### Records for this exercise
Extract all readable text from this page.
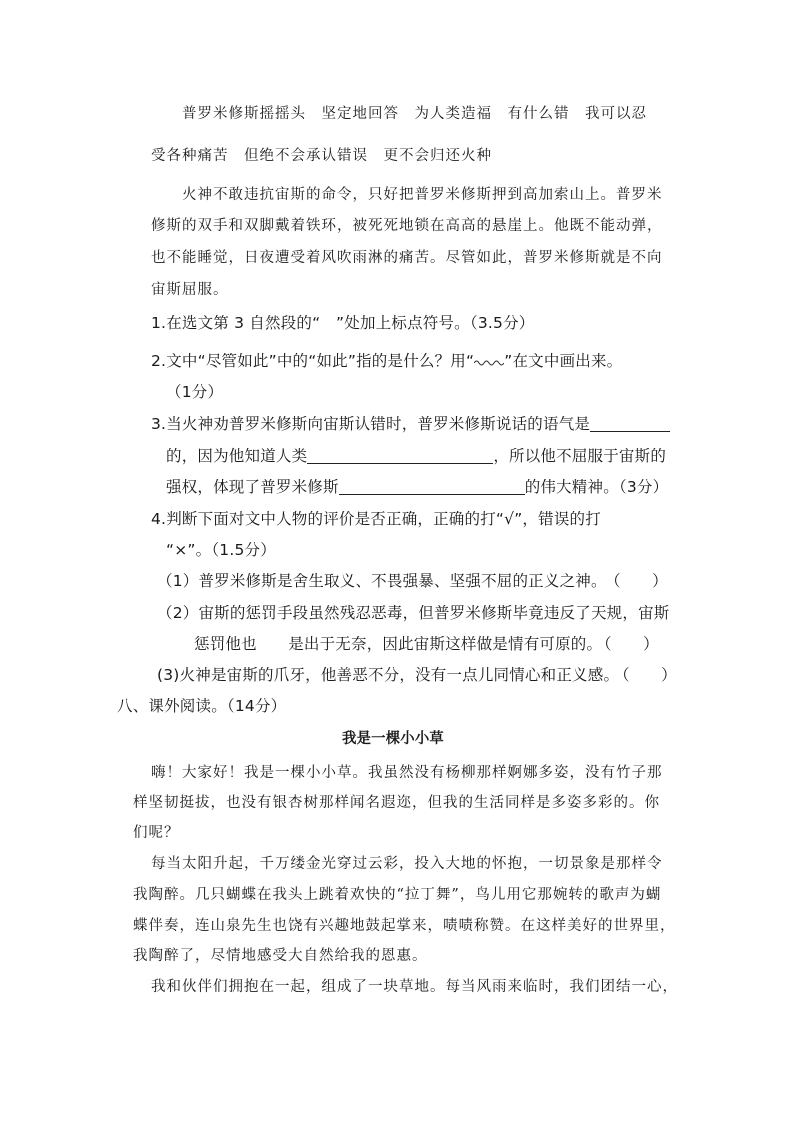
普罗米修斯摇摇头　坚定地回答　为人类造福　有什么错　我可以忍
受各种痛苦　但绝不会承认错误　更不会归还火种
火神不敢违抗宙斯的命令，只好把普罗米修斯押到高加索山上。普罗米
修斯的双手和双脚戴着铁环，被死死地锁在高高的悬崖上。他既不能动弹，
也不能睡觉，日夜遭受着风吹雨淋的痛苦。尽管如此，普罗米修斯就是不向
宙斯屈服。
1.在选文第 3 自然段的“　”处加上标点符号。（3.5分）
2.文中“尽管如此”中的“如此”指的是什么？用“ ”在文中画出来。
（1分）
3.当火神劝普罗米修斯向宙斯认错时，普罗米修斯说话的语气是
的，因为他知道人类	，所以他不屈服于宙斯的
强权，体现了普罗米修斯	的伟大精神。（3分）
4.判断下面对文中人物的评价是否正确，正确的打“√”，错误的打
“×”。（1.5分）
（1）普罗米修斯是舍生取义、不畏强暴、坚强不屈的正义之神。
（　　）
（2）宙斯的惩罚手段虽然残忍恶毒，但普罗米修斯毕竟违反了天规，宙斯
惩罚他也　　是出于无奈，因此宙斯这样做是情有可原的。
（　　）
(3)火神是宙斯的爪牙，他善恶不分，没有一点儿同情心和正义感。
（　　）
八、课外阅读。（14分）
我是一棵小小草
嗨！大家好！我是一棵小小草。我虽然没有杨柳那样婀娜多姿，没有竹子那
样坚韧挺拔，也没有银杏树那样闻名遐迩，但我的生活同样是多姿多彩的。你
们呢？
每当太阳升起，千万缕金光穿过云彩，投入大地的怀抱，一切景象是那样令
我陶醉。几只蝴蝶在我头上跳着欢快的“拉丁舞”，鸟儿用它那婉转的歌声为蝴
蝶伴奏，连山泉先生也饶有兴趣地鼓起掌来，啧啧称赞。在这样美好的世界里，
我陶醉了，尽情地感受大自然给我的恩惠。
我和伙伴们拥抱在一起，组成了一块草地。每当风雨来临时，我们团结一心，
######
**Objective:**
Scan the material above for the string "我是一棵小小草" and return the lines that hold it.

**Response:**
我是一棵小小草
嗨！大家好！我是一棵小小草。我虽然没有杨柳那样婀娜多姿，没有竹子那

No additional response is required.